- STATED GOAL
Your task is to output all the records below, word for word.

+++

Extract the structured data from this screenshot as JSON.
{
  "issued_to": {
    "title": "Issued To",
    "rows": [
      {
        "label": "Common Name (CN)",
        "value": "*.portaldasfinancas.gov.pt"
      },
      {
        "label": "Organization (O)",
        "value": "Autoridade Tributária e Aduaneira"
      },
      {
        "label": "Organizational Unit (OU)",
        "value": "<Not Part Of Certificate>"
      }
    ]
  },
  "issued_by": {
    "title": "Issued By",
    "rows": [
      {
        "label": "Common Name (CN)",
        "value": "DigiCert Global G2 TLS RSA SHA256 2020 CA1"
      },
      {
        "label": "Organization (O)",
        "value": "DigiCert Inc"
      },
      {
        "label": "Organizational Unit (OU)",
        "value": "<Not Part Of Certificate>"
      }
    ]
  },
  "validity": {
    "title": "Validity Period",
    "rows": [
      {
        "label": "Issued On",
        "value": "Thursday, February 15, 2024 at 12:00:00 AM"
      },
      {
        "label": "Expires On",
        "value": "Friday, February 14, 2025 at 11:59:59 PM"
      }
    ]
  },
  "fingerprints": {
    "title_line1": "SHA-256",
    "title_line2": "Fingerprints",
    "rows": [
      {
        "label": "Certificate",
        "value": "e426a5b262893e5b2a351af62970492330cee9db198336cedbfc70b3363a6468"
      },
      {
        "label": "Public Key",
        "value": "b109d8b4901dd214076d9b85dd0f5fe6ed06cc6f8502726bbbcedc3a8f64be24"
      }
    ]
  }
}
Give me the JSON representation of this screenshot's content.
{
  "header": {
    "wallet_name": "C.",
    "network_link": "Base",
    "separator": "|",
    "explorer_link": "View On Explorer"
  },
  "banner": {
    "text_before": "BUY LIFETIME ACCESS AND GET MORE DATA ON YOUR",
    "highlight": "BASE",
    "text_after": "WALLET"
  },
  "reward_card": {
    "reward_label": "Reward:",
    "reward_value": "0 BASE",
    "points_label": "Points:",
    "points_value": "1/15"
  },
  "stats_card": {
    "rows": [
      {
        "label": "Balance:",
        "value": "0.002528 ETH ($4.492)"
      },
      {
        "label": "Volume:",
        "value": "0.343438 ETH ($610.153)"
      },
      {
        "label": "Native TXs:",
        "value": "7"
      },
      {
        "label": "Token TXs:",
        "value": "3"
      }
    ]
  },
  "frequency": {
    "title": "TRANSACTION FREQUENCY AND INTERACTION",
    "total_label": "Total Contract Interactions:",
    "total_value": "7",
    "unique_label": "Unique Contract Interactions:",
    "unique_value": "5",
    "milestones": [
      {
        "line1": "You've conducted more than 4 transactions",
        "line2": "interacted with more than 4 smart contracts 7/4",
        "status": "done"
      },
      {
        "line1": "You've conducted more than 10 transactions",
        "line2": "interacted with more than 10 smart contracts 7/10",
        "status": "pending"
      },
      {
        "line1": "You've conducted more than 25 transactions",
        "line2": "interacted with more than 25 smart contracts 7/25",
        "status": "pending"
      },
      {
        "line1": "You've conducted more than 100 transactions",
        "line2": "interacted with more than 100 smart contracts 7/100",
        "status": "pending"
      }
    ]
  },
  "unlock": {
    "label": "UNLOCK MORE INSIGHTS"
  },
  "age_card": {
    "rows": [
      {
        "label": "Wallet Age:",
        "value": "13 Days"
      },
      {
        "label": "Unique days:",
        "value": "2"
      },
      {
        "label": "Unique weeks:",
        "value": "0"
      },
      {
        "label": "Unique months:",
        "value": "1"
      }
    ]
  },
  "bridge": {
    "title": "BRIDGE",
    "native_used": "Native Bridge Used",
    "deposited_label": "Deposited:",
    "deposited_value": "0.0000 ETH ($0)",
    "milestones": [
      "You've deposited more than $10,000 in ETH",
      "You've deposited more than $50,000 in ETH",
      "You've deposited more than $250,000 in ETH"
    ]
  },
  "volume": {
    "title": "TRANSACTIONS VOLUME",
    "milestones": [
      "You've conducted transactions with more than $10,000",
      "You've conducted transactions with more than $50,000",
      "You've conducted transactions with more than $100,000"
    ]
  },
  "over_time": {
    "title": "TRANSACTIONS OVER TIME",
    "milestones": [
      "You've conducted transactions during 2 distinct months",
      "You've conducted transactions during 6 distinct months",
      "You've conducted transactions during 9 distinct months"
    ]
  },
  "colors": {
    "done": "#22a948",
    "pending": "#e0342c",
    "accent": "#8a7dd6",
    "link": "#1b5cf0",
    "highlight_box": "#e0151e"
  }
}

+++

- ANSWER
Extract the structured data from this screenshot as JSON.
{
  "issued_to": {
    "title": "Issued To",
    "rows": [
      {
        "label": "Common Name (CN)",
        "value": "*.portaldasfinancas.gov.pt"
      },
      {
        "label": "Organization (O)",
        "value": "Autoridade Tributária e Aduaneira"
      },
      {
        "label": "Organizational Unit (OU)",
        "value": "<Not Part Of Certificate>"
      }
    ]
  },
  "issued_by": {
    "title": "Issued By",
    "rows": [
      {
        "label": "Common Name (CN)",
        "value": "DigiCert Global G2 TLS RSA SHA256 2020 CA1"
      },
      {
        "label": "Organization (O)",
        "value": "DigiCert Inc"
      },
      {
        "label": "Organizational Unit (OU)",
        "value": "<Not Part Of Certificate>"
      }
    ]
  },
  "validity": {
    "title": "Validity Period",
    "rows": [
      {
        "label": "Issued On",
        "value": "Thursday, February 15, 2024 at 12:00:00 AM"
      },
      {
        "label": "Expires On",
        "value": "Friday, February 14, 2025 at 11:59:59 PM"
      }
    ]
  },
  "fingerprints": {
    "title_line1": "SHA-256",
    "title_line2": "Fingerprints",
    "rows": [
      {
        "label": "Certificate",
        "value": "e426a5b262893e5b2a351af62970492330cee9db198336cedbfc70b3363a6468"
      },
      {
        "label": "Public Key",
        "value": "b109d8b4901dd214076d9b85dd0f5fe6ed06cc6f8502726bbbcedc3a8f64be24"
      }
    ]
  }
}
Give me the JSON representation of this screenshot's content.
{
  "header": {
    "wallet_name": "C.",
    "network_link": "Base",
    "separator": "|",
    "explorer_link": "View On Explorer"
  },
  "banner": {
    "text_before": "BUY LIFETIME ACCESS AND GET MORE DATA ON YOUR",
    "highlight": "BASE",
    "text_after": "WALLET"
  },
  "reward_card": {
    "reward_label": "Reward:",
    "reward_value": "0 BASE",
    "points_label": "Points:",
    "points_value": "1/15"
  },
  "stats_card": {
    "rows": [
      {
        "label": "Balance:",
        "value": "0.002528 ETH ($4.492)"
      },
      {
        "label": "Volume:",
        "value": "0.343438 ETH ($610.153)"
      },
      {
        "label": "Native TXs:",
        "value": "7"
      },
      {
        "label": "Token TXs:",
        "value": "3"
      }
    ]
  },
  "frequency": {
    "title": "TRANSACTION FREQUENCY AND INTERACTION",
    "total_label": "Total Contract Interactions:",
    "total_value": "7",
    "unique_label": "Unique Contract Interactions:",
    "unique_value": "5",
    "milestones": [
      {
        "line1": "You've conducted more than 4 transactions",
        "line2": "interacted with more than 4 smart contracts 7/4",
        "status": "done"
      },
      {
        "line1": "You've conducted more than 10 transactions",
        "line2": "interacted with more than 10 smart contracts 7/10",
        "status": "pending"
      },
      {
        "line1": "You've conducted more than 25 transactions",
        "line2": "interacted with more than 25 smart contracts 7/25",
        "status": "pending"
      },
      {
        "line1": "You've conducted more than 100 transactions",
        "line2": "interacted with more than 100 smart contracts 7/100",
        "status": "pending"
      }
    ]
  },
  "unlock": {
    "label": "UNLOCK MORE INSIGHTS"
  },
  "age_card": {
    "rows": [
      {
        "label": "Wallet Age:",
        "value": "13 Days"
      },
      {
        "label": "Unique days:",
        "value": "2"
      },
      {
        "label": "Unique weeks:",
        "value": "0"
      },
      {
        "label": "Unique months:",
        "value": "1"
      }
    ]
  },
  "bridge": {
    "title": "BRIDGE",
    "native_used": "Native Bridge Used",
    "deposited_label": "Deposited:",
    "deposited_value": "0.0000 ETH ($0)",
    "milestones": [
      "You've deposited more than $10,000 in ETH",
      "You've deposited more than $50,000 in ETH",
      "You've deposited more than $250,000 in ETH"
    ]
  },
  "volume": {
    "title": "TRANSACTIONS VOLUME",
    "milestones": [
      "You've conducted transactions with more than $10,000",
      "You've conducted transactions with more than $50,000",
      "You've conducted transactions with more than $100,000"
    ]
  },
  "over_time": {
    "title": "TRANSACTIONS OVER TIME",
    "milestones": [
      "You've conducted transactions during 2 distinct months",
      "You've conducted transactions during 6 distinct months",
      "You've conducted transactions during 9 distinct months"
    ]
  },
  "colors": {
    "done": "#22a948",
    "pending": "#e0342c",
    "accent": "#8a7dd6",
    "link": "#1b5cf0",
    "highlight_box": "#e0151e"
  }
}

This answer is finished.